The problem
Copy out verbatim the records from their first line through the line that contains "y-axis-tick-label: 1,000K xyxy=(51,99,91,113)", including both of those lines.

## start Entries shown

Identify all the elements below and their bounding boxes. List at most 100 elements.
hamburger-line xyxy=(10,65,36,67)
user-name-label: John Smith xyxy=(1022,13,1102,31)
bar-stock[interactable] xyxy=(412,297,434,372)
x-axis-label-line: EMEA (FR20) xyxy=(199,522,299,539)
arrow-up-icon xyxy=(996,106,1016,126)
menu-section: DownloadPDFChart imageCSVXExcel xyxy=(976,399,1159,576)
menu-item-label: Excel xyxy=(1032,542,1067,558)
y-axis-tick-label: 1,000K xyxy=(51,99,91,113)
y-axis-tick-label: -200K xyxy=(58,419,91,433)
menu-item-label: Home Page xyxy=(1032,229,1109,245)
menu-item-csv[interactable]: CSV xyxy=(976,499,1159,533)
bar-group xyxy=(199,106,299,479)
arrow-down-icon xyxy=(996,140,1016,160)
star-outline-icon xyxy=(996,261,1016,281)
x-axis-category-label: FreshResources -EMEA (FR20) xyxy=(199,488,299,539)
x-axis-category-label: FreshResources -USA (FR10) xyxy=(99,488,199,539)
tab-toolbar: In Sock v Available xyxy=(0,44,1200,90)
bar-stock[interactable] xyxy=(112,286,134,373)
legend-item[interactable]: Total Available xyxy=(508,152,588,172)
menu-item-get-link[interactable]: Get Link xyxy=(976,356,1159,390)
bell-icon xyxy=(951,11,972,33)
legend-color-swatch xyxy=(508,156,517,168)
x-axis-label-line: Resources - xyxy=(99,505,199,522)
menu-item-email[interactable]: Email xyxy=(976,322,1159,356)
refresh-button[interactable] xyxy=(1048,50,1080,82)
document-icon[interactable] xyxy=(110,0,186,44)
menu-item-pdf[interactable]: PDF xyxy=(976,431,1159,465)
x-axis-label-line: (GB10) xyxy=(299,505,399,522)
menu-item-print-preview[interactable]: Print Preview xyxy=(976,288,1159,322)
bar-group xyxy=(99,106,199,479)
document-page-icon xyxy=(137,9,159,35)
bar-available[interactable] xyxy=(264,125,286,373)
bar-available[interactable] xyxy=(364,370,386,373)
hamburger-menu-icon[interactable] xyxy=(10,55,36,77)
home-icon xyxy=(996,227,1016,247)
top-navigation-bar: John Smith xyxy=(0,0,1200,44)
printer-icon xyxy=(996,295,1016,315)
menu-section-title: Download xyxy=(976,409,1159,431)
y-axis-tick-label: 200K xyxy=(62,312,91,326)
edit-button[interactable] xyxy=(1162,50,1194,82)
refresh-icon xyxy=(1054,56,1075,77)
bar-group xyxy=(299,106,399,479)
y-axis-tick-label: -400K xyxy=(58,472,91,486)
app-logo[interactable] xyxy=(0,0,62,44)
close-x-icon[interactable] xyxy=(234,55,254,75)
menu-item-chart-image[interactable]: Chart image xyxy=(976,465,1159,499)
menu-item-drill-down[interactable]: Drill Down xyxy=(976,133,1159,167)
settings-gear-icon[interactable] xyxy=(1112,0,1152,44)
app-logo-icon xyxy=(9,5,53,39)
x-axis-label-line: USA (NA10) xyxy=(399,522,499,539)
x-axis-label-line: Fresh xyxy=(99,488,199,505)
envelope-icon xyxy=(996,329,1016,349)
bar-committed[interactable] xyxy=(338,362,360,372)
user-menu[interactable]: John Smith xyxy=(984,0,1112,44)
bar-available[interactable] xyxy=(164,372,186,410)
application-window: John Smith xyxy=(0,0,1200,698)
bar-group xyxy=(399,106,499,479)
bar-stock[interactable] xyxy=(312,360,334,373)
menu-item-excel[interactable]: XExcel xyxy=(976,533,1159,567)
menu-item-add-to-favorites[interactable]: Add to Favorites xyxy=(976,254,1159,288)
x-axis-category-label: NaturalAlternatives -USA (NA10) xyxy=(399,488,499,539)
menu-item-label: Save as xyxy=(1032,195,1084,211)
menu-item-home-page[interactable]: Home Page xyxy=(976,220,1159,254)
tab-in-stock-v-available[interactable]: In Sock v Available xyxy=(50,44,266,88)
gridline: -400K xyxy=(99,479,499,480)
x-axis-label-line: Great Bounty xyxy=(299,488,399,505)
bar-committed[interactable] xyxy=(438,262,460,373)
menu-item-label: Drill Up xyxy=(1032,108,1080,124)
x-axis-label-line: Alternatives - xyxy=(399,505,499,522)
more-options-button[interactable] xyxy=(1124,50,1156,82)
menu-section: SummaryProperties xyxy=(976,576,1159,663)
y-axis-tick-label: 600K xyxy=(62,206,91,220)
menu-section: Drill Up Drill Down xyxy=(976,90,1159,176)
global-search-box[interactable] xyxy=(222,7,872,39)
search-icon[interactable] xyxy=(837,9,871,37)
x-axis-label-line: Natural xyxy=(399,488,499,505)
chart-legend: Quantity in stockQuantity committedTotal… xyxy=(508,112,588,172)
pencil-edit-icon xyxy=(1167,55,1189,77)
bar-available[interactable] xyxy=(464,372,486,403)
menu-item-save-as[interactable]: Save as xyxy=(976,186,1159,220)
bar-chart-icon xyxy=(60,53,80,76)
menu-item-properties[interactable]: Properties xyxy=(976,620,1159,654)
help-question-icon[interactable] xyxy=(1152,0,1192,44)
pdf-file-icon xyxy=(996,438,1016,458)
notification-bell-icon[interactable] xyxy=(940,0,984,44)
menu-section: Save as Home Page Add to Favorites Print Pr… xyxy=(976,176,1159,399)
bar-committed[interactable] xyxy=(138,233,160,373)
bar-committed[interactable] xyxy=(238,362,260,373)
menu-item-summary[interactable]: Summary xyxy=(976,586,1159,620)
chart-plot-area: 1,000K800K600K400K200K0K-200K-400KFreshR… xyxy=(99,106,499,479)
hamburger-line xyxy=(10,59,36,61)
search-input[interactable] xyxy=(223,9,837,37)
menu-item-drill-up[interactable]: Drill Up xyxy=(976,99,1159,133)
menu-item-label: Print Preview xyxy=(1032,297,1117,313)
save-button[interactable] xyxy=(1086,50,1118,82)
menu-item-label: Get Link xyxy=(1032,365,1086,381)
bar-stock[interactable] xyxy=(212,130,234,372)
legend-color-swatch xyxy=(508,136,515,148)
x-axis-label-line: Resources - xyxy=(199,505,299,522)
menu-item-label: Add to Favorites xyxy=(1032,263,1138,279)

## end Entries shown

Full output
Identify all the elements below and their bounding boxes. List at most 100 elements.
hamburger-line xyxy=(10,65,36,67)
user-name-label: John Smith xyxy=(1022,13,1102,31)
bar-stock[interactable] xyxy=(412,297,434,372)
x-axis-label-line: EMEA (FR20) xyxy=(199,522,299,539)
arrow-up-icon xyxy=(996,106,1016,126)
menu-section: DownloadPDFChart imageCSVXExcel xyxy=(976,399,1159,576)
menu-item-label: Excel xyxy=(1032,542,1067,558)
y-axis-tick-label: 1,000K xyxy=(51,99,91,113)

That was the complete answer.